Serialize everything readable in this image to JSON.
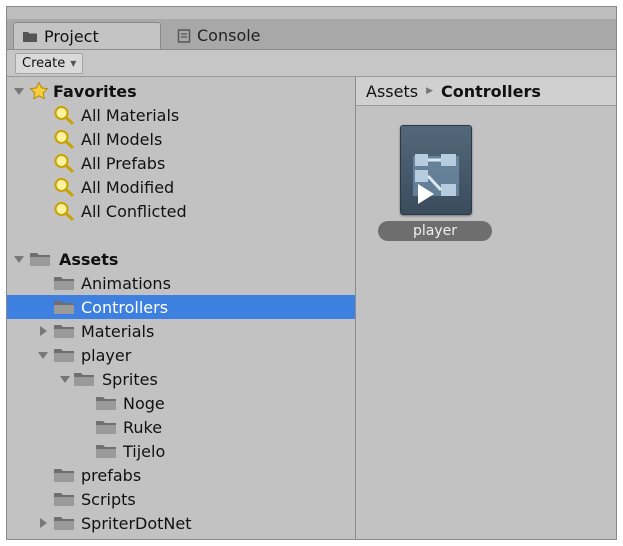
{
  "tabs": [
    {
      "label": "Project",
      "icon": "folder-icon"
    },
    {
      "label": "Console",
      "icon": "console-icon"
    }
  ],
  "toolbar": {
    "create_label": "Create",
    "create_arrow": "▼"
  },
  "favorites": {
    "label": "Favorites",
    "items": [
      "All Materials",
      "All Models",
      "All Prefabs",
      "All Modified",
      "All Conflicted"
    ]
  },
  "assets": {
    "label": "Assets",
    "items": [
      {
        "label": "Animations",
        "depth": 1,
        "expander": "none"
      },
      {
        "label": "Controllers",
        "depth": 1,
        "expander": "none",
        "selected": true
      },
      {
        "label": "Materials",
        "depth": 1,
        "expander": "collapsed"
      },
      {
        "label": "player",
        "depth": 1,
        "expander": "expanded"
      },
      {
        "label": "Sprites",
        "depth": 2,
        "expander": "expanded"
      },
      {
        "label": "Noge",
        "depth": 3,
        "expander": "none"
      },
      {
        "label": "Ruke",
        "depth": 3,
        "expander": "none"
      },
      {
        "label": "Tijelo",
        "depth": 3,
        "expander": "none"
      },
      {
        "label": "prefabs",
        "depth": 1,
        "expander": "none"
      },
      {
        "label": "Scripts",
        "depth": 1,
        "expander": "none"
      },
      {
        "label": "SpriterDotNet",
        "depth": 1,
        "expander": "collapsed"
      }
    ]
  },
  "breadcrumb": {
    "root": "Assets",
    "separator": "▶",
    "current": "Controllers"
  },
  "asset": {
    "name": "player",
    "icon": "animator-controller-icon"
  },
  "colors": {
    "selection": "#3d80df",
    "panel": "#c2c2c2"
  }
}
──────────────────────────────
-- Exercise description --
The pictures in the entries should be left out; output everything else exactly.

-- Solved problem --
Serialize everything readable in this image to JSON.
{
  "tabs": [
    {
      "label": "Project",
      "icon": "folder-icon"
    },
    {
      "label": "Console",
      "icon": "console-icon"
    }
  ],
  "toolbar": {
    "create_label": "Create",
    "create_arrow": "▼"
  },
  "favorites": {
    "label": "Favorites",
    "items": [
      "All Materials",
      "All Models",
      "All Prefabs",
      "All Modified",
      "All Conflicted"
    ]
  },
  "assets": {
    "label": "Assets",
    "items": [
      {
        "label": "Animations",
        "depth": 1,
        "expander": "none"
      },
      {
        "label": "Controllers",
        "depth": 1,
        "expander": "none",
        "selected": true
      },
      {
        "label": "Materials",
        "depth": 1,
        "expander": "collapsed"
      },
      {
        "label": "player",
        "depth": 1,
        "expander": "expanded"
      },
      {
        "label": "Sprites",
        "depth": 2,
        "expander": "expanded"
      },
      {
        "label": "Noge",
        "depth": 3,
        "expander": "none"
      },
      {
        "label": "Ruke",
        "depth": 3,
        "expander": "none"
      },
      {
        "label": "Tijelo",
        "depth": 3,
        "expander": "none"
      },
      {
        "label": "prefabs",
        "depth": 1,
        "expander": "none"
      },
      {
        "label": "Scripts",
        "depth": 1,
        "expander": "none"
      },
      {
        "label": "SpriterDotNet",
        "depth": 1,
        "expander": "collapsed"
      }
    ]
  },
  "breadcrumb": {
    "root": "Assets",
    "separator": "▶",
    "current": "Controllers"
  },
  "asset": {
    "name": "player",
    "icon": "animator-controller-icon"
  },
  "colors": {
    "selection": "#3d80df",
    "panel": "#c2c2c2"
  }
}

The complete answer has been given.